(Data tied to figure images)
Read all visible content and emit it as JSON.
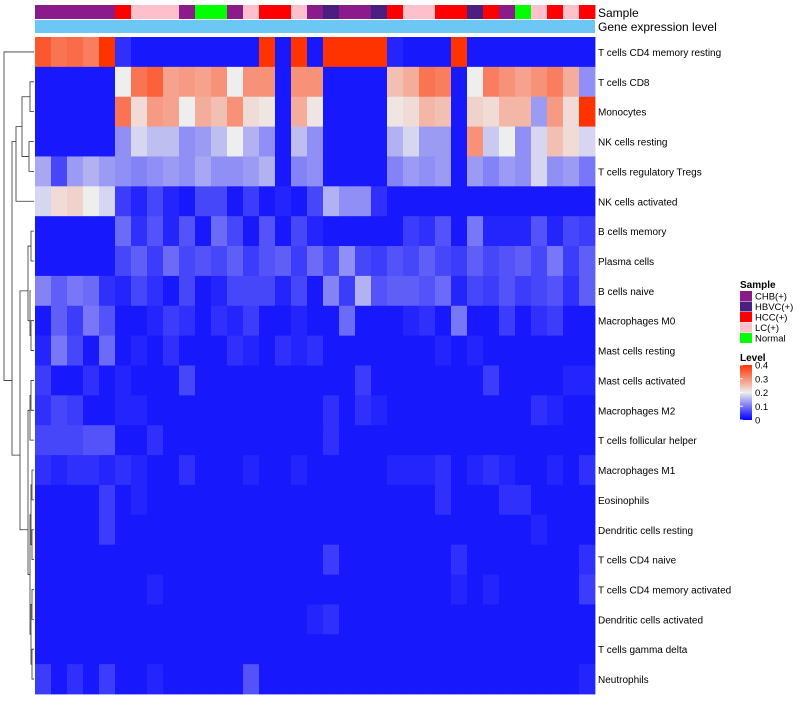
{
  "chart_data": {
    "type": "heatmap",
    "annotation_titles": [
      "Sample",
      "Gene expression level"
    ],
    "columns": 35,
    "sample_groups": [
      "CHB",
      "CHB",
      "CHB",
      "CHB",
      "CHB",
      "HCC",
      "LC",
      "LC",
      "LC",
      "CHB",
      "Normal",
      "Normal",
      "CHB",
      "LC",
      "HCC",
      "HCC",
      "LC",
      "CHB",
      "HBVC",
      "CHB",
      "CHB",
      "HBVC",
      "HCC",
      "LC",
      "LC",
      "HCC",
      "HCC",
      "HBVC",
      "HCC",
      "CHB",
      "Normal",
      "LC",
      "HCC",
      "LC",
      "HCC"
    ],
    "rows": [
      {
        "label": "T cells CD4 memory resting",
        "values": [
          0.36,
          0.33,
          0.34,
          0.32,
          0.4,
          0.04,
          0.02,
          0.02,
          0.02,
          0.02,
          0.02,
          0.02,
          0.02,
          0.02,
          0.4,
          0.02,
          0.4,
          0.02,
          0.4,
          0.4,
          0.4,
          0.4,
          0.03,
          0.02,
          0.02,
          0.02,
          0.4,
          0.02,
          0.02,
          0.02,
          0.02,
          0.02,
          0.02,
          0.02,
          0.02
        ]
      },
      {
        "label": "T cells CD8",
        "values": [
          0.02,
          0.02,
          0.02,
          0.02,
          0.02,
          0.2,
          0.33,
          0.35,
          0.28,
          0.29,
          0.28,
          0.3,
          0.2,
          0.3,
          0.3,
          0.02,
          0.3,
          0.3,
          0.02,
          0.02,
          0.02,
          0.02,
          0.25,
          0.27,
          0.33,
          0.32,
          0.02,
          0.2,
          0.32,
          0.3,
          0.28,
          0.3,
          0.32,
          0.27,
          0.12
        ]
      },
      {
        "label": "Monocytes",
        "values": [
          0.02,
          0.02,
          0.02,
          0.02,
          0.02,
          0.33,
          0.22,
          0.29,
          0.28,
          0.2,
          0.27,
          0.25,
          0.3,
          0.22,
          0.21,
          0.02,
          0.27,
          0.21,
          0.02,
          0.02,
          0.02,
          0.02,
          0.21,
          0.22,
          0.26,
          0.25,
          0.02,
          0.23,
          0.22,
          0.26,
          0.26,
          0.13,
          0.29,
          0.22,
          0.4
        ]
      },
      {
        "label": "NK cells resting",
        "values": [
          0.02,
          0.02,
          0.02,
          0.02,
          0.02,
          0.12,
          0.18,
          0.16,
          0.16,
          0.12,
          0.13,
          0.16,
          0.2,
          0.15,
          0.12,
          0.02,
          0.16,
          0.12,
          0.02,
          0.02,
          0.02,
          0.02,
          0.15,
          0.18,
          0.13,
          0.13,
          0.02,
          0.3,
          0.17,
          0.2,
          0.12,
          0.18,
          0.25,
          0.22,
          0.18
        ]
      },
      {
        "label": "T cells regulatory  Tregs",
        "values": [
          0.14,
          0.06,
          0.13,
          0.15,
          0.13,
          0.12,
          0.11,
          0.12,
          0.13,
          0.12,
          0.14,
          0.12,
          0.12,
          0.13,
          0.15,
          0.02,
          0.11,
          0.12,
          0.02,
          0.02,
          0.02,
          0.02,
          0.11,
          0.13,
          0.12,
          0.13,
          0.02,
          0.13,
          0.11,
          0.13,
          0.12,
          0.18,
          0.12,
          0.13,
          0.1
        ]
      },
      {
        "label": "NK cells activated",
        "values": [
          0.18,
          0.22,
          0.23,
          0.2,
          0.18,
          0.05,
          0.03,
          0.06,
          0.03,
          0.02,
          0.06,
          0.06,
          0.02,
          0.05,
          0.02,
          0.03,
          0.02,
          0.06,
          0.15,
          0.12,
          0.12,
          0.04,
          0.02,
          0.02,
          0.02,
          0.02,
          0.02,
          0.02,
          0.02,
          0.02,
          0.02,
          0.02,
          0.02,
          0.02,
          0.02
        ]
      },
      {
        "label": "B cells memory",
        "values": [
          0.02,
          0.02,
          0.02,
          0.02,
          0.02,
          0.09,
          0.04,
          0.07,
          0.03,
          0.07,
          0.02,
          0.09,
          0.06,
          0.02,
          0.07,
          0.02,
          0.06,
          0.03,
          0.02,
          0.02,
          0.02,
          0.02,
          0.02,
          0.05,
          0.04,
          0.07,
          0.02,
          0.1,
          0.03,
          0.03,
          0.03,
          0.07,
          0.03,
          0.06,
          0.05
        ]
      },
      {
        "label": "Plasma cells",
        "values": [
          0.02,
          0.02,
          0.02,
          0.02,
          0.02,
          0.06,
          0.08,
          0.05,
          0.09,
          0.06,
          0.07,
          0.06,
          0.08,
          0.05,
          0.07,
          0.08,
          0.05,
          0.09,
          0.06,
          0.12,
          0.06,
          0.05,
          0.07,
          0.06,
          0.08,
          0.06,
          0.05,
          0.08,
          0.06,
          0.07,
          0.08,
          0.06,
          0.1,
          0.05,
          0.08
        ]
      },
      {
        "label": "B cells naive",
        "values": [
          0.11,
          0.08,
          0.1,
          0.09,
          0.04,
          0.03,
          0.06,
          0.04,
          0.02,
          0.06,
          0.02,
          0.03,
          0.06,
          0.06,
          0.06,
          0.03,
          0.06,
          0.02,
          0.11,
          0.05,
          0.15,
          0.07,
          0.08,
          0.08,
          0.07,
          0.09,
          0.03,
          0.06,
          0.05,
          0.07,
          0.05,
          0.06,
          0.07,
          0.04,
          0.08
        ]
      },
      {
        "label": "Macrophages M0",
        "values": [
          0.02,
          0.08,
          0.05,
          0.1,
          0.07,
          0.02,
          0.02,
          0.03,
          0.05,
          0.04,
          0.02,
          0.04,
          0.03,
          0.05,
          0.02,
          0.02,
          0.03,
          0.02,
          0.02,
          0.09,
          0.02,
          0.02,
          0.02,
          0.03,
          0.04,
          0.02,
          0.1,
          0.02,
          0.02,
          0.05,
          0.02,
          0.04,
          0.05,
          0.02,
          0.02
        ]
      },
      {
        "label": "Mast cells resting",
        "values": [
          0.03,
          0.1,
          0.06,
          0.02,
          0.09,
          0.02,
          0.03,
          0.02,
          0.04,
          0.02,
          0.02,
          0.02,
          0.04,
          0.03,
          0.02,
          0.04,
          0.03,
          0.04,
          0.02,
          0.02,
          0.02,
          0.02,
          0.02,
          0.02,
          0.02,
          0.03,
          0.02,
          0.03,
          0.02,
          0.02,
          0.02,
          0.02,
          0.02,
          0.02,
          0.02
        ]
      },
      {
        "label": "Mast cells activated",
        "values": [
          0.05,
          0.02,
          0.02,
          0.04,
          0.02,
          0.03,
          0.02,
          0.02,
          0.02,
          0.06,
          0.02,
          0.02,
          0.02,
          0.02,
          0.02,
          0.02,
          0.02,
          0.02,
          0.02,
          0.02,
          0.05,
          0.02,
          0.02,
          0.02,
          0.02,
          0.02,
          0.02,
          0.02,
          0.05,
          0.02,
          0.02,
          0.02,
          0.02,
          0.03,
          0.03
        ]
      },
      {
        "label": "Macrophages M2",
        "values": [
          0.04,
          0.06,
          0.05,
          0.02,
          0.02,
          0.03,
          0.03,
          0.02,
          0.02,
          0.02,
          0.02,
          0.02,
          0.02,
          0.02,
          0.02,
          0.02,
          0.02,
          0.02,
          0.04,
          0.02,
          0.04,
          0.03,
          0.02,
          0.02,
          0.02,
          0.02,
          0.02,
          0.02,
          0.02,
          0.02,
          0.02,
          0.04,
          0.03,
          0.02,
          0.02
        ]
      },
      {
        "label": "T cells follicular helper",
        "values": [
          0.06,
          0.06,
          0.06,
          0.07,
          0.07,
          0.02,
          0.02,
          0.04,
          0.02,
          0.02,
          0.02,
          0.02,
          0.02,
          0.02,
          0.02,
          0.02,
          0.02,
          0.02,
          0.04,
          0.02,
          0.02,
          0.02,
          0.02,
          0.02,
          0.02,
          0.02,
          0.02,
          0.02,
          0.02,
          0.02,
          0.02,
          0.02,
          0.02,
          0.02,
          0.02
        ]
      },
      {
        "label": "Macrophages M1",
        "values": [
          0.04,
          0.03,
          0.04,
          0.04,
          0.03,
          0.04,
          0.03,
          0.02,
          0.02,
          0.04,
          0.02,
          0.02,
          0.02,
          0.03,
          0.02,
          0.02,
          0.03,
          0.02,
          0.02,
          0.02,
          0.02,
          0.02,
          0.03,
          0.03,
          0.03,
          0.04,
          0.02,
          0.03,
          0.04,
          0.03,
          0.02,
          0.02,
          0.03,
          0.02,
          0.04
        ]
      },
      {
        "label": "Eosinophils",
        "values": [
          0.02,
          0.02,
          0.02,
          0.02,
          0.05,
          0.02,
          0.03,
          0.02,
          0.02,
          0.02,
          0.02,
          0.02,
          0.02,
          0.02,
          0.02,
          0.02,
          0.02,
          0.02,
          0.02,
          0.02,
          0.02,
          0.02,
          0.02,
          0.02,
          0.02,
          0.04,
          0.02,
          0.02,
          0.02,
          0.04,
          0.04,
          0.02,
          0.02,
          0.02,
          0.02
        ]
      },
      {
        "label": "Dendritic cells resting",
        "values": [
          0.02,
          0.02,
          0.02,
          0.02,
          0.05,
          0.02,
          0.02,
          0.02,
          0.02,
          0.02,
          0.02,
          0.02,
          0.02,
          0.02,
          0.02,
          0.02,
          0.02,
          0.02,
          0.02,
          0.02,
          0.02,
          0.02,
          0.02,
          0.02,
          0.02,
          0.02,
          0.02,
          0.02,
          0.02,
          0.02,
          0.02,
          0.03,
          0.02,
          0.02,
          0.02
        ]
      },
      {
        "label": "T cells CD4 naive",
        "values": [
          0.02,
          0.02,
          0.02,
          0.02,
          0.02,
          0.02,
          0.02,
          0.02,
          0.02,
          0.02,
          0.02,
          0.02,
          0.02,
          0.02,
          0.02,
          0.02,
          0.02,
          0.02,
          0.05,
          0.02,
          0.02,
          0.02,
          0.02,
          0.02,
          0.02,
          0.02,
          0.04,
          0.02,
          0.02,
          0.02,
          0.02,
          0.02,
          0.02,
          0.02,
          0.04
        ]
      },
      {
        "label": "T cells CD4 memory activated",
        "values": [
          0.02,
          0.02,
          0.02,
          0.02,
          0.02,
          0.02,
          0.02,
          0.03,
          0.02,
          0.02,
          0.02,
          0.02,
          0.02,
          0.02,
          0.02,
          0.02,
          0.02,
          0.02,
          0.02,
          0.02,
          0.02,
          0.02,
          0.02,
          0.02,
          0.02,
          0.02,
          0.03,
          0.02,
          0.03,
          0.02,
          0.02,
          0.02,
          0.02,
          0.02,
          0.05
        ]
      },
      {
        "label": "Dendritic cells activated",
        "values": [
          0.02,
          0.02,
          0.02,
          0.02,
          0.02,
          0.02,
          0.02,
          0.02,
          0.02,
          0.02,
          0.02,
          0.02,
          0.02,
          0.02,
          0.02,
          0.02,
          0.02,
          0.03,
          0.04,
          0.02,
          0.02,
          0.02,
          0.02,
          0.02,
          0.02,
          0.02,
          0.02,
          0.02,
          0.02,
          0.02,
          0.02,
          0.02,
          0.02,
          0.02,
          0.02
        ]
      },
      {
        "label": "T cells gamma delta",
        "values": [
          0.02,
          0.02,
          0.02,
          0.02,
          0.02,
          0.02,
          0.02,
          0.02,
          0.02,
          0.02,
          0.02,
          0.02,
          0.02,
          0.02,
          0.02,
          0.02,
          0.02,
          0.02,
          0.02,
          0.02,
          0.02,
          0.02,
          0.02,
          0.02,
          0.02,
          0.02,
          0.02,
          0.02,
          0.02,
          0.02,
          0.02,
          0.02,
          0.02,
          0.02,
          0.02
        ]
      },
      {
        "label": "Neutrophils",
        "values": [
          0.05,
          0.02,
          0.04,
          0.02,
          0.05,
          0.02,
          0.02,
          0.03,
          0.02,
          0.02,
          0.02,
          0.02,
          0.02,
          0.07,
          0.02,
          0.02,
          0.02,
          0.02,
          0.02,
          0.02,
          0.02,
          0.02,
          0.02,
          0.02,
          0.02,
          0.02,
          0.02,
          0.02,
          0.02,
          0.02,
          0.02,
          0.02,
          0.02,
          0.02,
          0.03
        ]
      }
    ],
    "color_scale": {
      "min": 0,
      "max": 0.4,
      "low": "#0000ff",
      "mid": "#eeeeee",
      "high": "#ff3300",
      "midpoint": 0.2
    },
    "legend_sample": {
      "title": "Sample",
      "entries": [
        {
          "key": "CHB",
          "label": "CHB(+)",
          "color": "#8b1a8b"
        },
        {
          "key": "HBVC",
          "label": "HBVC(+)",
          "color": "#4a1f80"
        },
        {
          "key": "HCC",
          "label": "HCC(+)",
          "color": "#ff0000"
        },
        {
          "key": "LC",
          "label": "LC(+)",
          "color": "#ffc0cb"
        },
        {
          "key": "Normal",
          "label": "Normal",
          "color": "#00ff00"
        }
      ]
    },
    "legend_level": {
      "title": "Level",
      "ticks": [
        "0.4",
        "0.3",
        "0.2",
        "0.1",
        "0"
      ],
      "tick_values": [
        0.4,
        0.3,
        0.2,
        0.1,
        0
      ]
    },
    "expression_bar_color": "#6cc7f5"
  }
}
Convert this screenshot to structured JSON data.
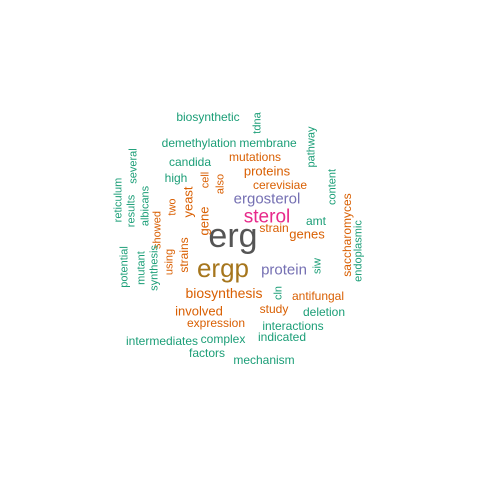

» REQUIRED ACTION
Reply with the count alone: how many lines of the records contain the string "Macrophages"?

» REPLY TO THE EXERCISE
3